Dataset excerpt
** START **
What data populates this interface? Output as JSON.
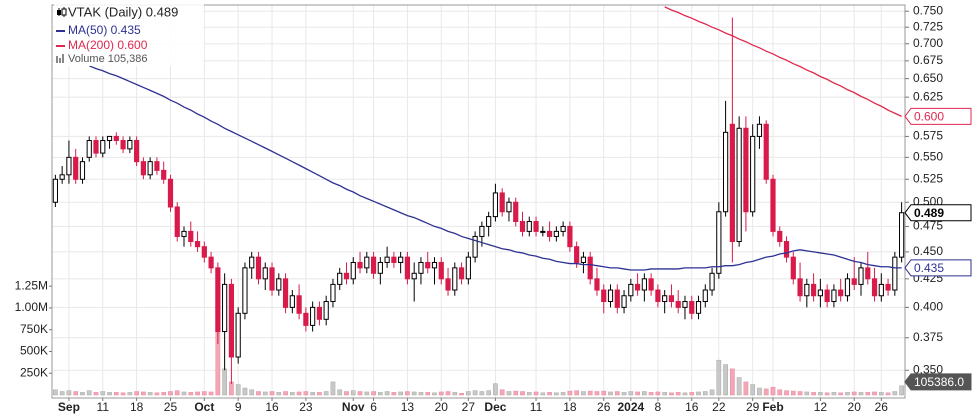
{
  "chart_data": {
    "type": "candlestick",
    "title": "VTAK (Daily) 0.489",
    "log_scale": true,
    "grid": true,
    "up_color": "#000000",
    "down_color": "#d81b4a",
    "hollow_color": "#ffffff",
    "categories": [
      null,
      null,
      "Sep",
      null,
      null,
      null,
      null,
      "11",
      null,
      null,
      null,
      null,
      "18",
      null,
      null,
      null,
      null,
      "25",
      null,
      null,
      null,
      null,
      "Oct",
      null,
      null,
      null,
      null,
      "9",
      null,
      null,
      null,
      null,
      "16",
      null,
      null,
      null,
      null,
      "23",
      null,
      null,
      null,
      null,
      null,
      null,
      "Nov",
      null,
      null,
      "6",
      null,
      null,
      null,
      null,
      "13",
      null,
      null,
      null,
      null,
      "20",
      null,
      null,
      null,
      "27",
      null,
      null,
      null,
      "Dec",
      null,
      null,
      null,
      null,
      null,
      "11",
      null,
      null,
      null,
      null,
      "18",
      null,
      null,
      null,
      null,
      "26",
      null,
      null,
      null,
      "2024",
      null,
      null,
      null,
      "8",
      null,
      null,
      null,
      null,
      "16",
      null,
      null,
      null,
      "22",
      null,
      null,
      null,
      null,
      "29",
      null,
      null,
      "Feb",
      null,
      null,
      null,
      null,
      null,
      null,
      "12",
      null,
      null,
      null,
      null,
      "20",
      null,
      null,
      null,
      "26",
      null,
      null,
      null
    ],
    "bold_categories": [
      "Sep",
      "Oct",
      "Nov",
      "Dec",
      "2024",
      "Feb"
    ],
    "open": [
      0.5,
      0.525,
      0.53,
      0.55,
      0.525,
      0.55,
      0.57,
      0.555,
      0.57,
      0.575,
      0.57,
      0.56,
      0.57,
      0.545,
      0.53,
      0.545,
      0.535,
      0.525,
      0.495,
      0.465,
      0.47,
      0.46,
      0.455,
      0.445,
      0.435,
      0.38,
      0.42,
      0.36,
      0.395,
      0.435,
      0.445,
      0.425,
      0.435,
      0.415,
      0.425,
      0.4,
      0.41,
      0.395,
      0.385,
      0.4,
      0.39,
      0.405,
      0.42,
      0.43,
      0.425,
      0.44,
      0.435,
      0.445,
      0.43,
      0.44,
      0.445,
      0.44,
      0.445,
      0.425,
      0.43,
      0.44,
      0.435,
      0.44,
      0.425,
      0.415,
      0.435,
      0.425,
      0.445,
      0.465,
      0.475,
      0.485,
      0.51,
      0.49,
      0.5,
      0.48,
      0.47,
      0.48,
      0.47,
      0.47,
      0.465,
      0.47,
      0.475,
      0.455,
      0.44,
      0.445,
      0.425,
      0.415,
      0.405,
      0.415,
      0.4,
      0.41,
      0.42,
      0.415,
      0.425,
      0.415,
      0.405,
      0.41,
      0.405,
      0.4,
      0.405,
      0.395,
      0.405,
      0.415,
      0.43,
      0.49,
      0.59,
      0.46,
      0.585,
      0.49,
      0.575,
      0.59,
      0.525,
      0.47,
      0.46,
      0.445,
      0.425,
      0.41,
      0.42,
      0.41,
      0.415,
      0.405,
      0.415,
      0.41,
      0.425,
      0.42,
      0.435,
      0.425,
      0.41,
      0.42,
      0.415,
      0.445
    ],
    "high": [
      0.53,
      0.54,
      0.57,
      0.56,
      0.55,
      0.575,
      0.575,
      0.575,
      0.575,
      0.58,
      0.575,
      0.575,
      0.575,
      0.55,
      0.55,
      0.55,
      0.545,
      0.53,
      0.5,
      0.475,
      0.48,
      0.47,
      0.46,
      0.45,
      0.44,
      0.43,
      0.425,
      0.4,
      0.44,
      0.45,
      0.45,
      0.44,
      0.44,
      0.43,
      0.43,
      0.415,
      0.42,
      0.4,
      0.405,
      0.405,
      0.41,
      0.425,
      0.435,
      0.44,
      0.445,
      0.45,
      0.45,
      0.45,
      0.445,
      0.455,
      0.45,
      0.45,
      0.45,
      0.44,
      0.445,
      0.45,
      0.445,
      0.445,
      0.435,
      0.44,
      0.44,
      0.45,
      0.47,
      0.48,
      0.49,
      0.52,
      0.515,
      0.505,
      0.505,
      0.49,
      0.485,
      0.485,
      0.475,
      0.48,
      0.475,
      0.48,
      0.48,
      0.46,
      0.45,
      0.45,
      0.435,
      0.42,
      0.42,
      0.42,
      0.415,
      0.425,
      0.43,
      0.43,
      0.43,
      0.42,
      0.415,
      0.42,
      0.415,
      0.41,
      0.41,
      0.41,
      0.42,
      0.435,
      0.5,
      0.62,
      0.74,
      0.6,
      0.6,
      0.59,
      0.6,
      0.595,
      0.53,
      0.475,
      0.465,
      0.45,
      0.44,
      0.425,
      0.43,
      0.425,
      0.42,
      0.42,
      0.425,
      0.43,
      0.445,
      0.44,
      0.45,
      0.435,
      0.43,
      0.425,
      0.45,
      0.5
    ],
    "low": [
      0.495,
      0.52,
      0.52,
      0.52,
      0.52,
      0.545,
      0.55,
      0.55,
      0.56,
      0.565,
      0.555,
      0.555,
      0.54,
      0.525,
      0.525,
      0.53,
      0.52,
      0.49,
      0.46,
      0.455,
      0.455,
      0.45,
      0.44,
      0.43,
      0.37,
      0.35,
      0.34,
      0.355,
      0.39,
      0.425,
      0.42,
      0.415,
      0.41,
      0.41,
      0.395,
      0.395,
      0.39,
      0.38,
      0.38,
      0.385,
      0.385,
      0.4,
      0.415,
      0.42,
      0.42,
      0.43,
      0.43,
      0.425,
      0.42,
      0.435,
      0.435,
      0.43,
      0.42,
      0.405,
      0.42,
      0.43,
      0.42,
      0.42,
      0.41,
      0.41,
      0.42,
      0.42,
      0.44,
      0.455,
      0.465,
      0.48,
      0.485,
      0.48,
      0.475,
      0.465,
      0.465,
      0.465,
      0.465,
      0.46,
      0.46,
      0.465,
      0.45,
      0.435,
      0.43,
      0.42,
      0.41,
      0.395,
      0.4,
      0.395,
      0.395,
      0.405,
      0.41,
      0.405,
      0.41,
      0.4,
      0.395,
      0.4,
      0.395,
      0.39,
      0.39,
      0.39,
      0.4,
      0.41,
      0.425,
      0.485,
      0.44,
      0.455,
      0.47,
      0.485,
      0.56,
      0.52,
      0.465,
      0.455,
      0.44,
      0.42,
      0.405,
      0.4,
      0.405,
      0.4,
      0.4,
      0.4,
      0.405,
      0.405,
      0.415,
      0.41,
      0.42,
      0.405,
      0.405,
      0.41,
      0.41,
      0.44
    ],
    "close": [
      0.525,
      0.53,
      0.55,
      0.525,
      0.545,
      0.57,
      0.555,
      0.57,
      0.575,
      0.57,
      0.56,
      0.57,
      0.545,
      0.53,
      0.545,
      0.535,
      0.525,
      0.495,
      0.465,
      0.47,
      0.46,
      0.455,
      0.445,
      0.435,
      0.38,
      0.42,
      0.36,
      0.395,
      0.435,
      0.445,
      0.425,
      0.435,
      0.415,
      0.425,
      0.4,
      0.41,
      0.395,
      0.385,
      0.4,
      0.39,
      0.405,
      0.42,
      0.43,
      0.425,
      0.44,
      0.435,
      0.445,
      0.43,
      0.44,
      0.445,
      0.44,
      0.445,
      0.425,
      0.43,
      0.44,
      0.435,
      0.44,
      0.425,
      0.415,
      0.435,
      0.425,
      0.445,
      0.465,
      0.475,
      0.485,
      0.51,
      0.49,
      0.5,
      0.48,
      0.47,
      0.48,
      0.47,
      0.47,
      0.465,
      0.47,
      0.475,
      0.455,
      0.44,
      0.445,
      0.425,
      0.415,
      0.405,
      0.415,
      0.4,
      0.41,
      0.42,
      0.415,
      0.425,
      0.415,
      0.405,
      0.41,
      0.405,
      0.4,
      0.405,
      0.395,
      0.405,
      0.415,
      0.43,
      0.49,
      0.58,
      0.46,
      0.585,
      0.49,
      0.575,
      0.59,
      0.525,
      0.47,
      0.46,
      0.445,
      0.425,
      0.41,
      0.42,
      0.41,
      0.415,
      0.405,
      0.415,
      0.41,
      0.425,
      0.42,
      0.435,
      0.425,
      0.41,
      0.42,
      0.415,
      0.445,
      0.489
    ],
    "volume": {
      "name": "Volume 105,386",
      "axis": "y2",
      "up_color": "#c8c8c8",
      "down_color": "#f2a6b6",
      "values": [
        60000,
        40000,
        50000,
        40000,
        30000,
        50000,
        30000,
        40000,
        30000,
        30000,
        25000,
        30000,
        40000,
        35000,
        30000,
        25000,
        30000,
        40000,
        50000,
        35000,
        30000,
        35000,
        40000,
        35000,
        1250000,
        300000,
        150000,
        120000,
        80000,
        60000,
        40000,
        35000,
        40000,
        30000,
        40000,
        30000,
        35000,
        40000,
        30000,
        30000,
        40000,
        150000,
        60000,
        40000,
        50000,
        40000,
        35000,
        40000,
        30000,
        40000,
        30000,
        35000,
        40000,
        35000,
        30000,
        30000,
        25000,
        35000,
        40000,
        30000,
        20000,
        40000,
        50000,
        40000,
        50000,
        130000,
        60000,
        40000,
        45000,
        40000,
        30000,
        35000,
        25000,
        30000,
        25000,
        30000,
        45000,
        50000,
        40000,
        45000,
        40000,
        45000,
        35000,
        40000,
        30000,
        40000,
        35000,
        40000,
        30000,
        35000,
        30000,
        25000,
        30000,
        25000,
        30000,
        35000,
        40000,
        60000,
        400000,
        350000,
        300000,
        200000,
        150000,
        120000,
        80000,
        70000,
        90000,
        60000,
        50000,
        45000,
        40000,
        35000,
        30000,
        30000,
        25000,
        30000,
        25000,
        30000,
        35000,
        30000,
        30000,
        35000,
        30000,
        25000,
        40000,
        105386
      ]
    },
    "series": [
      {
        "name": "MA(50) 0.435",
        "color": "#2e3192",
        "values": [
          null,
          null,
          null,
          null,
          null,
          0.668,
          0.664,
          0.661,
          0.657,
          0.654,
          0.65,
          0.646,
          0.642,
          0.638,
          0.634,
          0.63,
          0.626,
          0.621,
          0.617,
          0.612,
          0.608,
          0.603,
          0.599,
          0.594,
          0.59,
          0.585,
          0.581,
          0.577,
          0.573,
          0.569,
          0.565,
          0.561,
          0.557,
          0.553,
          0.549,
          0.545,
          0.541,
          0.537,
          0.533,
          0.529,
          0.525,
          0.521,
          0.518,
          0.514,
          0.511,
          0.507,
          0.504,
          0.501,
          0.498,
          0.495,
          0.492,
          0.489,
          0.486,
          0.484,
          0.481,
          0.478,
          0.475,
          0.473,
          0.47,
          0.468,
          0.465,
          0.463,
          0.461,
          0.459,
          0.457,
          0.455,
          0.453,
          0.452,
          0.45,
          0.449,
          0.447,
          0.446,
          0.444,
          0.443,
          0.441,
          0.44,
          0.439,
          0.439,
          0.438,
          0.438,
          0.437,
          0.436,
          0.435,
          0.435,
          0.434,
          0.433,
          0.433,
          0.433,
          0.434,
          0.434,
          0.434,
          0.434,
          0.434,
          0.435,
          0.435,
          0.435,
          0.435,
          0.436,
          0.436,
          0.437,
          0.437,
          0.438,
          0.44,
          0.441,
          0.443,
          0.445,
          0.446,
          0.448,
          0.449,
          0.451,
          0.452,
          0.451,
          0.45,
          0.449,
          0.448,
          0.447,
          0.445,
          0.443,
          0.441,
          0.44,
          0.438,
          0.437,
          0.436,
          0.436,
          0.435,
          0.435
        ]
      },
      {
        "name": "MA(200) 0.600",
        "color": "#e0284f",
        "values": [
          null,
          null,
          null,
          null,
          null,
          null,
          null,
          null,
          null,
          null,
          null,
          null,
          null,
          null,
          null,
          null,
          null,
          null,
          null,
          null,
          null,
          null,
          null,
          null,
          null,
          null,
          null,
          null,
          null,
          null,
          null,
          null,
          null,
          null,
          null,
          null,
          null,
          null,
          null,
          null,
          null,
          null,
          null,
          null,
          null,
          null,
          null,
          null,
          null,
          null,
          null,
          null,
          null,
          null,
          null,
          null,
          null,
          null,
          null,
          null,
          null,
          null,
          null,
          null,
          null,
          null,
          null,
          null,
          null,
          null,
          null,
          null,
          null,
          null,
          null,
          null,
          null,
          null,
          null,
          null,
          null,
          null,
          null,
          null,
          null,
          null,
          null,
          null,
          null,
          null,
          0.757,
          0.752,
          0.748,
          0.743,
          0.739,
          0.734,
          0.73,
          0.725,
          0.721,
          0.716,
          0.712,
          0.707,
          0.703,
          0.698,
          0.694,
          0.689,
          0.685,
          0.68,
          0.676,
          0.671,
          0.667,
          0.662,
          0.658,
          0.653,
          0.649,
          0.644,
          0.64,
          0.635,
          0.631,
          0.626,
          0.622,
          0.617,
          0.613,
          0.608,
          0.604,
          0.6
        ]
      }
    ],
    "ylim": [
      0.33,
      0.76
    ],
    "yticks": [
      {
        "value": 0.35,
        "label": "0.350"
      },
      {
        "value": 0.375,
        "label": "0.375"
      },
      {
        "value": 0.4,
        "label": "0.400"
      },
      {
        "value": 0.425,
        "label": "0.425"
      },
      {
        "value": 0.45,
        "label": "0.450"
      },
      {
        "value": 0.475,
        "label": "0.475"
      },
      {
        "value": 0.5,
        "label": "0.500"
      },
      {
        "value": 0.525,
        "label": "0.525"
      },
      {
        "value": 0.55,
        "label": "0.550"
      },
      {
        "value": 0.575,
        "label": "0.575"
      },
      {
        "value": 0.625,
        "label": "0.625"
      },
      {
        "value": 0.65,
        "label": "0.650"
      },
      {
        "value": 0.675,
        "label": "0.675"
      },
      {
        "value": 0.7,
        "label": "0.700"
      },
      {
        "value": 0.725,
        "label": "0.725"
      },
      {
        "value": 0.75,
        "label": "0.750"
      }
    ],
    "y2lim": [
      0,
      4480000
    ],
    "y2ticks": [
      {
        "value": 250000,
        "label": "250K"
      },
      {
        "value": 500000,
        "label": "500K"
      },
      {
        "value": 750000,
        "label": "750K"
      },
      {
        "value": 1000000,
        "label": "1.00M"
      },
      {
        "value": 1250000,
        "label": "1.25M"
      }
    ],
    "flags": [
      {
        "value": 0.6,
        "label": "0.600",
        "color": "#e0284f",
        "axis": "y"
      },
      {
        "value": 0.489,
        "label": "0.489",
        "color": "#000000",
        "axis": "y"
      },
      {
        "value": 0.435,
        "label": "0.435",
        "color": "#2e3192",
        "axis": "y"
      },
      {
        "value": 105386,
        "label": "105386.0",
        "color": "#555555",
        "axis": "y2"
      }
    ]
  }
}
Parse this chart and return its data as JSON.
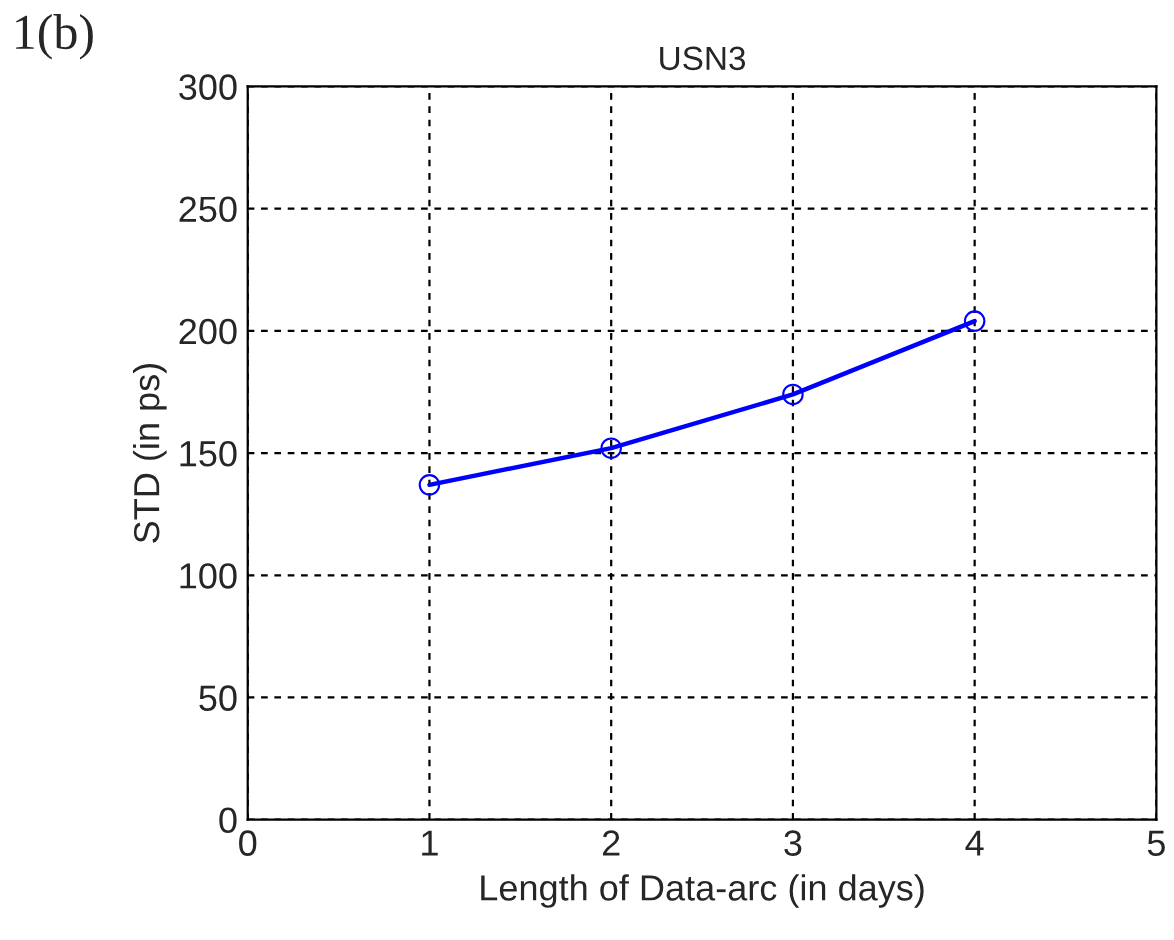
{
  "chart_data": {
    "type": "line",
    "title": "USN3",
    "xlabel": "Length of Data-arc (in days)",
    "ylabel": "STD (in ps)",
    "x": [
      1,
      2,
      3,
      4
    ],
    "series": [
      {
        "color": "#0000ff",
        "values": [
          137,
          152,
          174,
          204
        ]
      }
    ],
    "xlim": [
      0,
      5
    ],
    "xticks": [
      0,
      1,
      2,
      3,
      4,
      5
    ],
    "ylim": [
      0,
      300
    ],
    "yticks": [
      0,
      50,
      100,
      150,
      200,
      250,
      300
    ],
    "grid": true,
    "marker": "circle",
    "line_style": "solid",
    "annotations": [
      "1(b)"
    ]
  }
}
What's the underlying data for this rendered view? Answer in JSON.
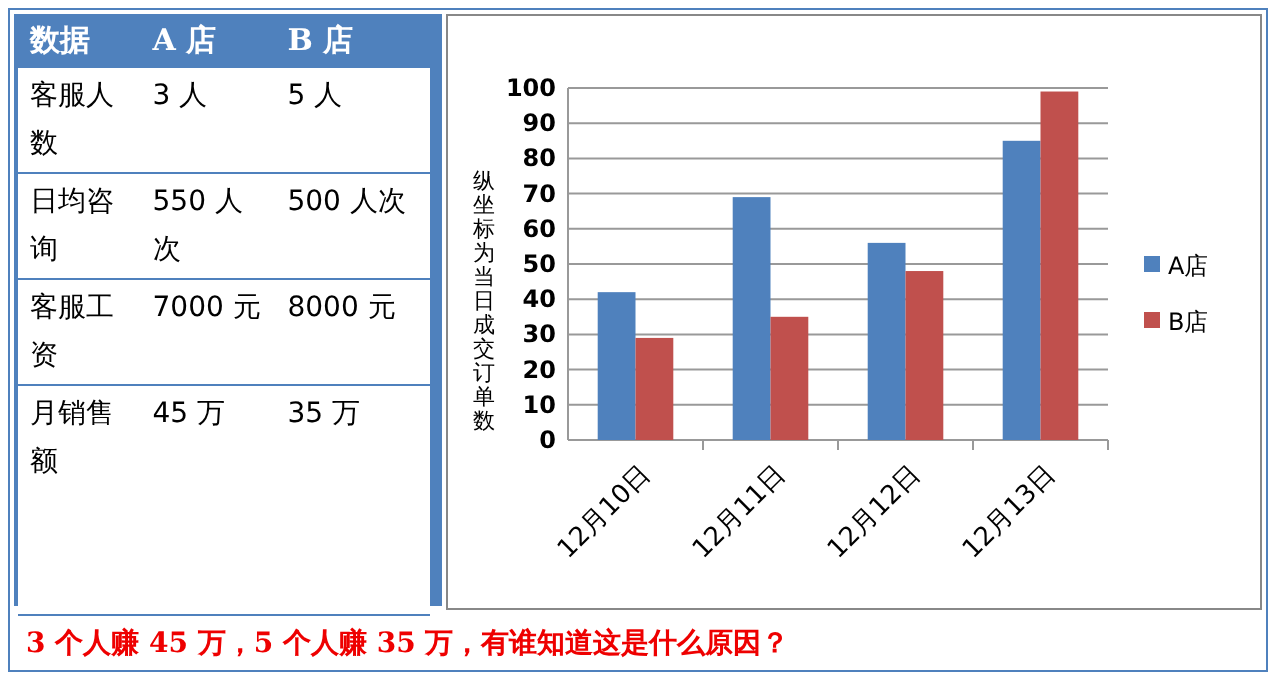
** END **
▸ **PROBLEM**
Only lines with the word "name" are wanted, so copy each one from the records.

▸ **EXERCISE ANSWER**
      "name": "Volume 105,386",
        "name": "MA(50) 0.435",
        "name": "MA(200) 0.600",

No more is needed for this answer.